* Geciteerd fragment
Samenvatting bedrijfseconomie – Periode 2
Hoofdstuk 5: Kringloop & BBP
1. Macro-economische grootheden
Macro-economie houdt zich bezig met studie van geaggregeerde grootheden
- = economische indicatoren die gelden voor grote groepen (vb. Europa)
- Vb. Bbp, werkgelegenheid, consumptie, investeringen, …
Macro-economen bestuderen deze indicatoren in het cadet van 3 hoofddoelstellingen:
a) Bevordering economische groei
b) Het zo laag mogelijk houden van werkloosheid
c) Controleren v/d inflatie (= stijging algemeen prijspeil)

* Gegeven informatie
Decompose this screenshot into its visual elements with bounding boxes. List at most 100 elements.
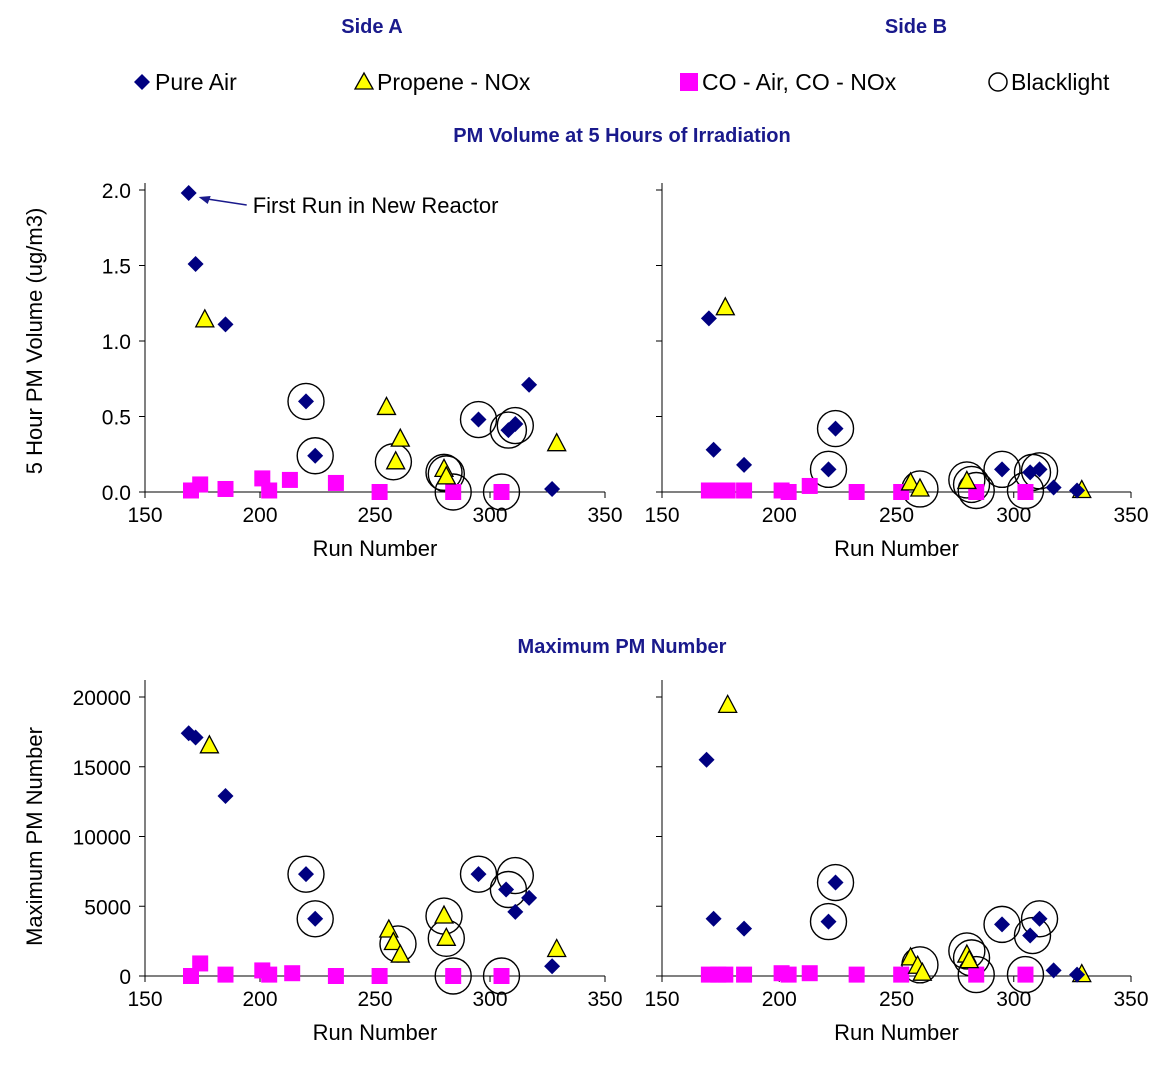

* Taakomschrijving
Geef uit de samenvatting over macro-economie letterlijk het stuk terug dat begint bij "Samenvatting bedrijfseconomie –" en eindigt bij "stijging algemeen prijspeil)".

* Juist antwoord
Samenvatting bedrijfseconomie – Periode 2
Hoofdstuk 5: Kringloop & BBP
1. Macro-economische grootheden
Macro-economie houdt zich bezig met studie van geaggregeerde grootheden
- = economische indicatoren die gelden voor grote groepen (vb. Europa)
- Vb. Bbp, werkgelegenheid, consumptie, investeringen, …
Macro-economen bestuderen deze indicatoren in het cadet van 3 hoofddoelstellingen:
a) Bevordering economische groei
b) Het zo laag mogelijk houden van werkloosheid
c) Controleren v/d inflatie (= stijging algemeen prijspeil)